[start Excerpted data]
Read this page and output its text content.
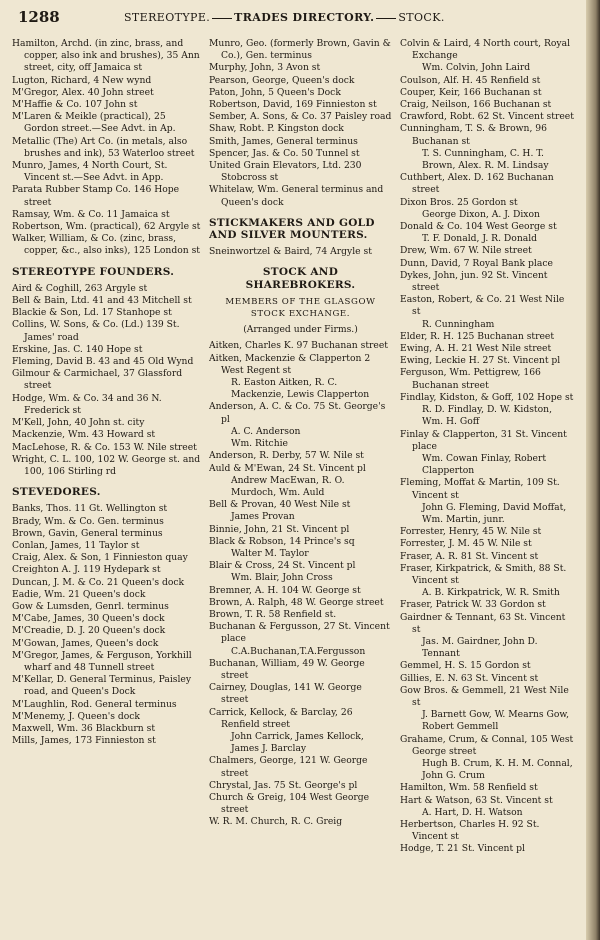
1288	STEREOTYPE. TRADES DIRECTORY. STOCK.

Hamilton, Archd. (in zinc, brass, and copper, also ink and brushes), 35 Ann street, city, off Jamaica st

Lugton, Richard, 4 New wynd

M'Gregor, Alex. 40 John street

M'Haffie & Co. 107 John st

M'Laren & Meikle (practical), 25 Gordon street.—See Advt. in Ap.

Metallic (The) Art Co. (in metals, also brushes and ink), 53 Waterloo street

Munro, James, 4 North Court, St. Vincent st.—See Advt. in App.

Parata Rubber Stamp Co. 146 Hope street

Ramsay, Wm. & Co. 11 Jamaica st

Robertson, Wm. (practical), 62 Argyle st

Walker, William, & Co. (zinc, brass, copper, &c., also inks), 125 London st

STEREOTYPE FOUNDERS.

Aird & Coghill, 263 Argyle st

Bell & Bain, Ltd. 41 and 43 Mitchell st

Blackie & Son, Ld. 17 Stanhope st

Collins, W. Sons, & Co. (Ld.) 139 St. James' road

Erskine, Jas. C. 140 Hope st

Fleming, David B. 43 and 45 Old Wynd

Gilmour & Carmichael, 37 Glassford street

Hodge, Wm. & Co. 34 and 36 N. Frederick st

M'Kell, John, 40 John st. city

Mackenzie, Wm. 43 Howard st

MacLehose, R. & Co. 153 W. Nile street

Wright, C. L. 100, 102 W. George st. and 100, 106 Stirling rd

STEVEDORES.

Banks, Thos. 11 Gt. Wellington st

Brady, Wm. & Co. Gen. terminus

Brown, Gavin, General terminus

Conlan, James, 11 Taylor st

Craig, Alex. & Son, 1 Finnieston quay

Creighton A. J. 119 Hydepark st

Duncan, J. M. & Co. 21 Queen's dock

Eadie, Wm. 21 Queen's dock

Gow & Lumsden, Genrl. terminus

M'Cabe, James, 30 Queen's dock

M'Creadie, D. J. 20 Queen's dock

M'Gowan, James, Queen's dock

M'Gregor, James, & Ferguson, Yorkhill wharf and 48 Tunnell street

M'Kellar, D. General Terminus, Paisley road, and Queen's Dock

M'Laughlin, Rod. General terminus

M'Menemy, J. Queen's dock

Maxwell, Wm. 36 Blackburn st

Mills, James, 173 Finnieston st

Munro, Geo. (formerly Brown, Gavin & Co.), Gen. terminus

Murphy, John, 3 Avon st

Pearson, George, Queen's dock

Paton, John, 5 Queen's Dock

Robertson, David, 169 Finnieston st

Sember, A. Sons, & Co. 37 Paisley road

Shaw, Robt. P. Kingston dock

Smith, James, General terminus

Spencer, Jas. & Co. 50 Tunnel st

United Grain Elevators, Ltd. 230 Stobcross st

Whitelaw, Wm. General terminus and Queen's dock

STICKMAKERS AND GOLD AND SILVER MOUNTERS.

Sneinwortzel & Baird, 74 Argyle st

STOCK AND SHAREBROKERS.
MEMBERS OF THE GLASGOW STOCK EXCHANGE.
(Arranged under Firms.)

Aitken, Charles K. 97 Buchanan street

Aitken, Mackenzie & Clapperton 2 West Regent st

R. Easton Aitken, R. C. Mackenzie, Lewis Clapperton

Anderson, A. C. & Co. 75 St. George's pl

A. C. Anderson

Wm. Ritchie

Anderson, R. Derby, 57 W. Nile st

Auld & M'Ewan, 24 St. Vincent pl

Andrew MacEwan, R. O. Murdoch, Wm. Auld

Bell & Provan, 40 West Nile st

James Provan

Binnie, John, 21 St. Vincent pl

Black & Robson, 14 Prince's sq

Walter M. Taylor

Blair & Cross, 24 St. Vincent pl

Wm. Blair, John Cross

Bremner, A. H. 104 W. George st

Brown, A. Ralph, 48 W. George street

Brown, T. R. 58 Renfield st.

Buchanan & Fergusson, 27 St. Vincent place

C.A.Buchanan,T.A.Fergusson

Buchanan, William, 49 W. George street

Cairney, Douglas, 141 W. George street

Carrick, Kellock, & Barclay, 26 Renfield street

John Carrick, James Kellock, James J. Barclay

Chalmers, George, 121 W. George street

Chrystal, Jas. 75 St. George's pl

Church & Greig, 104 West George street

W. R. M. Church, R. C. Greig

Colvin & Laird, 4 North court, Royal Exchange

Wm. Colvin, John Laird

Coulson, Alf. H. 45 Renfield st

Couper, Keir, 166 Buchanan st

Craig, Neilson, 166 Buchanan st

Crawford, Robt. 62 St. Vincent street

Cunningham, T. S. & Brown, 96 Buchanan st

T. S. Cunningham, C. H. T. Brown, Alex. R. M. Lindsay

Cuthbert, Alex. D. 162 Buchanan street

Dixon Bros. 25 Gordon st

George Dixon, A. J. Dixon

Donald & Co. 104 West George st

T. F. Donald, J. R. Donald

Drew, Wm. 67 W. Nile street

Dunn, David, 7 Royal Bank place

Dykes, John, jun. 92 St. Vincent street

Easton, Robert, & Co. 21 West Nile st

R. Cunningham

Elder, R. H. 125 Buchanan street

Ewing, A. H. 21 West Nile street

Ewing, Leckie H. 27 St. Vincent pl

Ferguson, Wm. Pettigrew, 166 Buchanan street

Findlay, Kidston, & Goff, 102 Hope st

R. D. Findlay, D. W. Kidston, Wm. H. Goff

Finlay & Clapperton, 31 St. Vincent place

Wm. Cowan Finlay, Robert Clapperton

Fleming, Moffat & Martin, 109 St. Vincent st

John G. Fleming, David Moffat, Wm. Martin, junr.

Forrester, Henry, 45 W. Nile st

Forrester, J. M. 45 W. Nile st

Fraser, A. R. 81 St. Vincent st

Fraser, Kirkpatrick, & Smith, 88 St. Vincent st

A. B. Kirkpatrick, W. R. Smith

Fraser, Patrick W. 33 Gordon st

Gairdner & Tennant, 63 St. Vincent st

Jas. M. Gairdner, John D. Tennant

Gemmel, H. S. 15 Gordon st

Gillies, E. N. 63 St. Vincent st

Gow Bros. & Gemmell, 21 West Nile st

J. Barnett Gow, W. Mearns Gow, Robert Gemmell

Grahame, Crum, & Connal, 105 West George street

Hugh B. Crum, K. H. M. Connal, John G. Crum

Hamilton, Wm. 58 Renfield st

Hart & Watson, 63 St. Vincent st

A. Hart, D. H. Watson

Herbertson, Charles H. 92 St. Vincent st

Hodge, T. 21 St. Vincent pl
[end Excerpted data]
[start Excerpted data]
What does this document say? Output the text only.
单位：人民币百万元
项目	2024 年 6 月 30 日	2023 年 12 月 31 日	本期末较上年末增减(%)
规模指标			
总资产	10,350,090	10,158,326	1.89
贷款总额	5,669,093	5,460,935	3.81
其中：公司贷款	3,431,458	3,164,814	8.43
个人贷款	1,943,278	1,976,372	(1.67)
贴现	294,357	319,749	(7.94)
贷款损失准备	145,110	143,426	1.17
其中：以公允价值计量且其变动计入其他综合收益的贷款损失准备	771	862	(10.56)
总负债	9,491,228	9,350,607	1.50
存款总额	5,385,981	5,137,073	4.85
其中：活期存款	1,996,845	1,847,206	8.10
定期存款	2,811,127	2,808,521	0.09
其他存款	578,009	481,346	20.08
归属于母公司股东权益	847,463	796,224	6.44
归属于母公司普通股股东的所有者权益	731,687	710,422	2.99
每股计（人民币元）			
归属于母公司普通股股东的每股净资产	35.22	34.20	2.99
[end Excerpted data]
Exercise instructions. Where a line in the entries holds "Munro", copy that line.

Answer to this problem.
Munro, James, 4 North Court, St. Vincent st.—See Advt. in App.
Munro, Geo. (formerly Brown, Gavin & Co.), Gen. terminus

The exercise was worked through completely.